Problem description: Please print every record below exactly as it appears.

- - - - -

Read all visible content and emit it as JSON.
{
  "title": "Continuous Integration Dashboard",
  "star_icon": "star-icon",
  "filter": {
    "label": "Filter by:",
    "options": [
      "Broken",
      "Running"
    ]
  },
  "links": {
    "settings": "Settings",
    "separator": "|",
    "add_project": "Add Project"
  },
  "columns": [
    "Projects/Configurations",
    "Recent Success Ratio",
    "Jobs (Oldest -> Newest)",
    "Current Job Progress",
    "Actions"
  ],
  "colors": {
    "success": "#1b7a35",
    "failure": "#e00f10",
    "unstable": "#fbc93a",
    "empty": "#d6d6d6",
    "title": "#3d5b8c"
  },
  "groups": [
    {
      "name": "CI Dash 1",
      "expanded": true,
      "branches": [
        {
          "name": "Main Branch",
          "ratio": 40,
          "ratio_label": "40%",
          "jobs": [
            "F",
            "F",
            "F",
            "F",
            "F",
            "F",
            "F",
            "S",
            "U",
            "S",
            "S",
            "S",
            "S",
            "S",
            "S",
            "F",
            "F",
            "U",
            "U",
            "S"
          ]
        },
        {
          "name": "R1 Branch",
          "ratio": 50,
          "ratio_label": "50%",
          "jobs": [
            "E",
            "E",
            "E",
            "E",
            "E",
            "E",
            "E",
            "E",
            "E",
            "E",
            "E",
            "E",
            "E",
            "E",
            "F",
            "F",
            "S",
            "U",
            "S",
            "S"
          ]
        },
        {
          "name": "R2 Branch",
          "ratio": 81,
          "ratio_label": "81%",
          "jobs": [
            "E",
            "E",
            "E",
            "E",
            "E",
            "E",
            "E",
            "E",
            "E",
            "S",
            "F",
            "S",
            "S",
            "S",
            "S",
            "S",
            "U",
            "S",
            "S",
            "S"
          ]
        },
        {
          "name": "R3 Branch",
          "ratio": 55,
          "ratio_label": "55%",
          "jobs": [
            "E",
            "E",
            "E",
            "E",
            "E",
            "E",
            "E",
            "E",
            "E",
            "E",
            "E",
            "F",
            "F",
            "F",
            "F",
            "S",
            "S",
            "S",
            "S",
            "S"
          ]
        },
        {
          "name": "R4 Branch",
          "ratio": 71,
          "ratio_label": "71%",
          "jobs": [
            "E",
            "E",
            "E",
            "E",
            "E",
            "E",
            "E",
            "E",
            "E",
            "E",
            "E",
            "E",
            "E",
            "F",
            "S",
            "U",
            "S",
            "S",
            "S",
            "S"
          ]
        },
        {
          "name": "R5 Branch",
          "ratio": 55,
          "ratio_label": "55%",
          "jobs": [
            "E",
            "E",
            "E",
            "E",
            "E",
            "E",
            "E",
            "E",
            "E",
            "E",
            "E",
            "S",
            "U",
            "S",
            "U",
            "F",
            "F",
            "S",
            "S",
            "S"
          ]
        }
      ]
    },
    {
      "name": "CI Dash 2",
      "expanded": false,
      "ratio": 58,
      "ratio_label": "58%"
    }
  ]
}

- - - - -

Solution to this problem:
Read all visible content and emit it as JSON.
{
  "title": "Continuous Integration Dashboard",
  "star_icon": "star-icon",
  "filter": {
    "label": "Filter by:",
    "options": [
      "Broken",
      "Running"
    ]
  },
  "links": {
    "settings": "Settings",
    "separator": "|",
    "add_project": "Add Project"
  },
  "columns": [
    "Projects/Configurations",
    "Recent Success Ratio",
    "Jobs (Oldest -> Newest)",
    "Current Job Progress",
    "Actions"
  ],
  "colors": {
    "success": "#1b7a35",
    "failure": "#e00f10",
    "unstable": "#fbc93a",
    "empty": "#d6d6d6",
    "title": "#3d5b8c"
  },
  "groups": [
    {
      "name": "CI Dash 1",
      "expanded": true,
      "branches": [
        {
          "name": "Main Branch",
          "ratio": 40,
          "ratio_label": "40%",
          "jobs": [
            "F",
            "F",
            "F",
            "F",
            "F",
            "F",
            "F",
            "S",
            "U",
            "S",
            "S",
            "S",
            "S",
            "S",
            "S",
            "F",
            "F",
            "U",
            "U",
            "S"
          ]
        },
        {
          "name": "R1 Branch",
          "ratio": 50,
          "ratio_label": "50%",
          "jobs": [
            "E",
            "E",
            "E",
            "E",
            "E",
            "E",
            "E",
            "E",
            "E",
            "E",
            "E",
            "E",
            "E",
            "E",
            "F",
            "F",
            "S",
            "U",
            "S",
            "S"
          ]
        },
        {
          "name": "R2 Branch",
          "ratio": 81,
          "ratio_label": "81%",
          "jobs": [
            "E",
            "E",
            "E",
            "E",
            "E",
            "E",
            "E",
            "E",
            "E",
            "S",
            "F",
            "S",
            "S",
            "S",
            "S",
            "S",
            "U",
            "S",
            "S",
            "S"
          ]
        },
        {
          "name": "R3 Branch",
          "ratio": 55,
          "ratio_label": "55%",
          "jobs": [
            "E",
            "E",
            "E",
            "E",
            "E",
            "E",
            "E",
            "E",
            "E",
            "E",
            "E",
            "F",
            "F",
            "F",
            "F",
            "S",
            "S",
            "S",
            "S",
            "S"
          ]
        },
        {
          "name": "R4 Branch",
          "ratio": 71,
          "ratio_label": "71%",
          "jobs": [
            "E",
            "E",
            "E",
            "E",
            "E",
            "E",
            "E",
            "E",
            "E",
            "E",
            "E",
            "E",
            "E",
            "F",
            "S",
            "U",
            "S",
            "S",
            "S",
            "S"
          ]
        },
        {
          "name": "R5 Branch",
          "ratio": 55,
          "ratio_label": "55%",
          "jobs": [
            "E",
            "E",
            "E",
            "E",
            "E",
            "E",
            "E",
            "E",
            "E",
            "E",
            "E",
            "S",
            "U",
            "S",
            "U",
            "F",
            "F",
            "S",
            "S",
            "S"
          ]
        }
      ]
    },
    {
      "name": "CI Dash 2",
      "expanded": false,
      "ratio": 58,
      "ratio_label": "58%"
    }
  ]
}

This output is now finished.